# Stated exercise
Produce the listing below again, exactly as shown.
--- begin ---
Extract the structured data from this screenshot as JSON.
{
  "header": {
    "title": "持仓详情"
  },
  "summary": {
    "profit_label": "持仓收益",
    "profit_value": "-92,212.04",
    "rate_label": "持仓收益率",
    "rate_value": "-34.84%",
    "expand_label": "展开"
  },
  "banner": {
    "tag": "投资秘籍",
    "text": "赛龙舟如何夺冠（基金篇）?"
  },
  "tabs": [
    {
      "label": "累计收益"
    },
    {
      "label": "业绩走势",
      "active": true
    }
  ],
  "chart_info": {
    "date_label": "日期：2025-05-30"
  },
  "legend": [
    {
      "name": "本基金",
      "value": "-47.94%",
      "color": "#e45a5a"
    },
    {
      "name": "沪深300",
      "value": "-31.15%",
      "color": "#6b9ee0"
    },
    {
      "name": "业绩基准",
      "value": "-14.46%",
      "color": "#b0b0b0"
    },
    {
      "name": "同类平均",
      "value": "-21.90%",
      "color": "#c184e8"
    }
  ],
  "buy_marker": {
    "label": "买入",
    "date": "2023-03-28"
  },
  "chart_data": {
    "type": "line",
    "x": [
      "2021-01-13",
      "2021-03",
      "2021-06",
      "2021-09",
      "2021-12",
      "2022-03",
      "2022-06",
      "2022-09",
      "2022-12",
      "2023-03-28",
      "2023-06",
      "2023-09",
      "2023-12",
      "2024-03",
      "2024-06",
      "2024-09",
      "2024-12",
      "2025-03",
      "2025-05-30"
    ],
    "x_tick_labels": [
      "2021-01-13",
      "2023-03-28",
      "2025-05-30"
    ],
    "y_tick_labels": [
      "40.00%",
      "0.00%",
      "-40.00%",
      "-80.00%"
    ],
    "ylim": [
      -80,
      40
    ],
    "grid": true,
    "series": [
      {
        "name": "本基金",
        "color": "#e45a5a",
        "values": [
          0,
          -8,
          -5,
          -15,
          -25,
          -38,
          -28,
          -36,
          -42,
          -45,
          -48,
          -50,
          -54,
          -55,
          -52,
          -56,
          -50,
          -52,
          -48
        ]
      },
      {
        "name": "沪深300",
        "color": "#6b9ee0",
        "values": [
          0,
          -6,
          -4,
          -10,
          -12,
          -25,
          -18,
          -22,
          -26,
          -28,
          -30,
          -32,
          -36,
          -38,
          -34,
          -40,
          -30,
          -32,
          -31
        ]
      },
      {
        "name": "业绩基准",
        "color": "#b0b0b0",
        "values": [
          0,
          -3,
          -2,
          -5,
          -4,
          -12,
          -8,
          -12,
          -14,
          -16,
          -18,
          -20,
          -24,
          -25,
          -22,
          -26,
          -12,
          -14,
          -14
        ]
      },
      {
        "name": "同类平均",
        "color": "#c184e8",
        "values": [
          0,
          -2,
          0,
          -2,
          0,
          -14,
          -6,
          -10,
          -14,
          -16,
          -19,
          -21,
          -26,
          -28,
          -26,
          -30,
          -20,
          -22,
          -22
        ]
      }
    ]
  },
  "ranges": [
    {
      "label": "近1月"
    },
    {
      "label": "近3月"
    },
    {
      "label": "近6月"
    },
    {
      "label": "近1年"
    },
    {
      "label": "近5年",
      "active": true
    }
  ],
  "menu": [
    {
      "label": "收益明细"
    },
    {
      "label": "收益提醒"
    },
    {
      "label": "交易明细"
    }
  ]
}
--- end ---
# Response to the task
Extract the structured data from this screenshot as JSON.
{
  "header": {
    "title": "持仓详情"
  },
  "summary": {
    "profit_label": "持仓收益",
    "profit_value": "-92,212.04",
    "rate_label": "持仓收益率",
    "rate_value": "-34.84%",
    "expand_label": "展开"
  },
  "banner": {
    "tag": "投资秘籍",
    "text": "赛龙舟如何夺冠（基金篇）?"
  },
  "tabs": [
    {
      "label": "累计收益"
    },
    {
      "label": "业绩走势",
      "active": true
    }
  ],
  "chart_info": {
    "date_label": "日期：2025-05-30"
  },
  "legend": [
    {
      "name": "本基金",
      "value": "-47.94%",
      "color": "#e45a5a"
    },
    {
      "name": "沪深300",
      "value": "-31.15%",
      "color": "#6b9ee0"
    },
    {
      "name": "业绩基准",
      "value": "-14.46%",
      "color": "#b0b0b0"
    },
    {
      "name": "同类平均",
      "value": "-21.90%",
      "color": "#c184e8"
    }
  ],
  "buy_marker": {
    "label": "买入",
    "date": "2023-03-28"
  },
  "chart_data": {
    "type": "line",
    "x": [
      "2021-01-13",
      "2021-03",
      "2021-06",
      "2021-09",
      "2021-12",
      "2022-03",
      "2022-06",
      "2022-09",
      "2022-12",
      "2023-03-28",
      "2023-06",
      "2023-09",
      "2023-12",
      "2024-03",
      "2024-06",
      "2024-09",
      "2024-12",
      "2025-03",
      "2025-05-30"
    ],
    "x_tick_labels": [
      "2021-01-13",
      "2023-03-28",
      "2025-05-30"
    ],
    "y_tick_labels": [
      "40.00%",
      "0.00%",
      "-40.00%",
      "-80.00%"
    ],
    "ylim": [
      -80,
      40
    ],
    "grid": true,
    "series": [
      {
        "name": "本基金",
        "color": "#e45a5a",
        "values": [
          0,
          -8,
          -5,
          -15,
          -25,
          -38,
          -28,
          -36,
          -42,
          -45,
          -48,
          -50,
          -54,
          -55,
          -52,
          -56,
          -50,
          -52,
          -48
        ]
      },
      {
        "name": "沪深300",
        "color": "#6b9ee0",
        "values": [
          0,
          -6,
          -4,
          -10,
          -12,
          -25,
          -18,
          -22,
          -26,
          -28,
          -30,
          -32,
          -36,
          -38,
          -34,
          -40,
          -30,
          -32,
          -31
        ]
      },
      {
        "name": "业绩基准",
        "color": "#b0b0b0",
        "values": [
          0,
          -3,
          -2,
          -5,
          -4,
          -12,
          -8,
          -12,
          -14,
          -16,
          -18,
          -20,
          -24,
          -25,
          -22,
          -26,
          -12,
          -14,
          -14
        ]
      },
      {
        "name": "同类平均",
        "color": "#c184e8",
        "values": [
          0,
          -2,
          0,
          -2,
          0,
          -14,
          -6,
          -10,
          -14,
          -16,
          -19,
          -21,
          -26,
          -28,
          -26,
          -30,
          -20,
          -22,
          -22
        ]
      }
    ]
  },
  "ranges": [
    {
      "label": "近1月"
    },
    {
      "label": "近3月"
    },
    {
      "label": "近6月"
    },
    {
      "label": "近1年"
    },
    {
      "label": "近5年",
      "active": true
    }
  ],
  "menu": [
    {
      "label": "收益明细"
    },
    {
      "label": "收益提醒"
    },
    {
      "label": "交易明细"
    }
  ]
}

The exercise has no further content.